PROBLEM DETAILS:
Work out how many lines hold "name". Give the number and nothing else.

Records from a data source:

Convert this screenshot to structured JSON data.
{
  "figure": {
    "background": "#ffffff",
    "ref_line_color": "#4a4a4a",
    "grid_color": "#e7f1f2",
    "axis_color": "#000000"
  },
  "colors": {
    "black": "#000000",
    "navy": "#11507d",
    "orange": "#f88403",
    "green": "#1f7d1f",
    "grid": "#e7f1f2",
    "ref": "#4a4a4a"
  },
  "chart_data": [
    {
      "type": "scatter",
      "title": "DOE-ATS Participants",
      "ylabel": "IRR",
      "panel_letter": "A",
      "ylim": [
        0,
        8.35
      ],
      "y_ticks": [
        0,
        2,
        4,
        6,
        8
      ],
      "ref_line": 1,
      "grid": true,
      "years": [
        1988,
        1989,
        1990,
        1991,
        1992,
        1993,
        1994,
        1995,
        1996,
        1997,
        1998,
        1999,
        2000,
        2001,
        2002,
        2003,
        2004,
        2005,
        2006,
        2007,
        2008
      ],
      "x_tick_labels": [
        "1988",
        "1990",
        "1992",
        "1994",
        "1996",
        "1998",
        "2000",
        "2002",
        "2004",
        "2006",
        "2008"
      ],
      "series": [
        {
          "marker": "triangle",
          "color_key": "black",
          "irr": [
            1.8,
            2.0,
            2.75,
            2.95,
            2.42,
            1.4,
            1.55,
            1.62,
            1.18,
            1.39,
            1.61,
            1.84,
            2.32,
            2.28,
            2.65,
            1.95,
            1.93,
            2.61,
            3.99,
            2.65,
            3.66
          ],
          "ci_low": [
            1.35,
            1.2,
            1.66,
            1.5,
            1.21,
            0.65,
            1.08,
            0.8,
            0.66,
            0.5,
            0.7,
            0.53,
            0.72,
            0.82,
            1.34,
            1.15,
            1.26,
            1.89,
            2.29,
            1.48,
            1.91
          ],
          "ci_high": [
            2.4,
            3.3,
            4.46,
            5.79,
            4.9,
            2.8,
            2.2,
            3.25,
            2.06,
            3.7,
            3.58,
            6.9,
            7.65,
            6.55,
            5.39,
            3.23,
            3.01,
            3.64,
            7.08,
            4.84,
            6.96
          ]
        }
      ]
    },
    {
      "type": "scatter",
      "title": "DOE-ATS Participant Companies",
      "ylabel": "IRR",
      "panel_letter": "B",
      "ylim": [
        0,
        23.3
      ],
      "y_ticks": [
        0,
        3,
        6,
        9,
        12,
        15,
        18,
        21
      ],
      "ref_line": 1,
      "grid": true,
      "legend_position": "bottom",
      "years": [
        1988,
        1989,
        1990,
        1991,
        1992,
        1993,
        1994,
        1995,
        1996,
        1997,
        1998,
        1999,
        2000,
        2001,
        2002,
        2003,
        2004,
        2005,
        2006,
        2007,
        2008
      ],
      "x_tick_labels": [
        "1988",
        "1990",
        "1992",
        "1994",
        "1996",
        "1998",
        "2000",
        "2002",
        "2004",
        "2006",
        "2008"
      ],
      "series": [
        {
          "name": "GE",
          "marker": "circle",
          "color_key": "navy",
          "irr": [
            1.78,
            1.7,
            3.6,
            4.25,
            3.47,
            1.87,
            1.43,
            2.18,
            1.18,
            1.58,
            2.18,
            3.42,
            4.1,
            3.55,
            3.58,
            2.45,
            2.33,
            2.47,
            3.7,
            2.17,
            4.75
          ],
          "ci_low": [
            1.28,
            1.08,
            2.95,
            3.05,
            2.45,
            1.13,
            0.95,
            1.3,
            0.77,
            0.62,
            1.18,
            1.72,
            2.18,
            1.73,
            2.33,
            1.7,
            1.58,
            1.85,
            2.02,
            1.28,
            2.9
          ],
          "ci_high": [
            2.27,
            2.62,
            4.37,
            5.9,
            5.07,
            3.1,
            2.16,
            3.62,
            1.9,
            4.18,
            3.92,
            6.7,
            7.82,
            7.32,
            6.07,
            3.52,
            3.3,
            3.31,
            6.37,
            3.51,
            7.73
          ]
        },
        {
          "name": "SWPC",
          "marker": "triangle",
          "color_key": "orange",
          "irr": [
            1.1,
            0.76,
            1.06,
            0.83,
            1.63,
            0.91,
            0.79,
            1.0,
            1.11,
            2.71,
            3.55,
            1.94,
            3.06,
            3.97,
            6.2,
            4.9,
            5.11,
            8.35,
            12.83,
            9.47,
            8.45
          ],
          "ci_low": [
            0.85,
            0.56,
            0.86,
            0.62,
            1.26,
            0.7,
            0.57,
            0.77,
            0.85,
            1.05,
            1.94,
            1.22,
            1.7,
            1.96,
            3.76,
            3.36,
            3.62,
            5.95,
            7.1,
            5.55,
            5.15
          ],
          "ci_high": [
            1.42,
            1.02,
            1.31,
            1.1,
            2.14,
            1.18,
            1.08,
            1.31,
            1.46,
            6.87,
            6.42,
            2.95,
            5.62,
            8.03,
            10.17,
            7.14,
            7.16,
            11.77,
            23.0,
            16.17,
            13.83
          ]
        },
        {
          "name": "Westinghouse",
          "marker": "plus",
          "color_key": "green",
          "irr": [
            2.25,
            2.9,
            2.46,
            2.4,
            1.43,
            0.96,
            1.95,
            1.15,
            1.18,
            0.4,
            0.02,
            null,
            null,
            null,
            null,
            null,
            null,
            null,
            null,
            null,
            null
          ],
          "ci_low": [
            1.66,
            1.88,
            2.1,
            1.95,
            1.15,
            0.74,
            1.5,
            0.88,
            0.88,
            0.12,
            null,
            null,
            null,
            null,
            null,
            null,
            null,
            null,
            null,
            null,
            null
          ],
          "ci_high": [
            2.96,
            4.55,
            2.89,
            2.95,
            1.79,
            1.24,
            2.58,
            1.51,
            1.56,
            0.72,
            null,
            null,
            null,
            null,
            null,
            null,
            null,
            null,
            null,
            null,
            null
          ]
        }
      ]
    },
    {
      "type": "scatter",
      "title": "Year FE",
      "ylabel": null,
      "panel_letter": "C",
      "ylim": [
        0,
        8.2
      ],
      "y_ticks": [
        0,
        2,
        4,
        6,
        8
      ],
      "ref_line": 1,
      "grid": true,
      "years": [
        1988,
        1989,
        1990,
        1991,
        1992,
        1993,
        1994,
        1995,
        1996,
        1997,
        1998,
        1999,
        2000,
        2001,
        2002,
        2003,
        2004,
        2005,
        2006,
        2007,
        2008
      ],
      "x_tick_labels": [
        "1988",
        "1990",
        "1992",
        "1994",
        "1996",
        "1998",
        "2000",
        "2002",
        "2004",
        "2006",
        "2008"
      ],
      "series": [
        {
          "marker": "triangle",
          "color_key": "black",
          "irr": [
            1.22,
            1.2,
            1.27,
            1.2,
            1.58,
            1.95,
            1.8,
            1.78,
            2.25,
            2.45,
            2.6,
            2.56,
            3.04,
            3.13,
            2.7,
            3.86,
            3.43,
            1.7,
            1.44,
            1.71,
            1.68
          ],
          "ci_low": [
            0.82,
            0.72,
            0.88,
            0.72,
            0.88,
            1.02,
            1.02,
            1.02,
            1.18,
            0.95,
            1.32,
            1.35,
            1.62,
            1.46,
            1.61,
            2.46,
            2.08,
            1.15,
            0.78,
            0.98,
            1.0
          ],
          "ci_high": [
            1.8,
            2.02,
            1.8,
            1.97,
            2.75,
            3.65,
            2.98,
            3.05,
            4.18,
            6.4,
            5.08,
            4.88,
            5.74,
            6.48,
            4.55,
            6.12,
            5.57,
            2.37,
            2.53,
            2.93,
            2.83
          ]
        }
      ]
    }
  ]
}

COMPLETE ANSWER:
3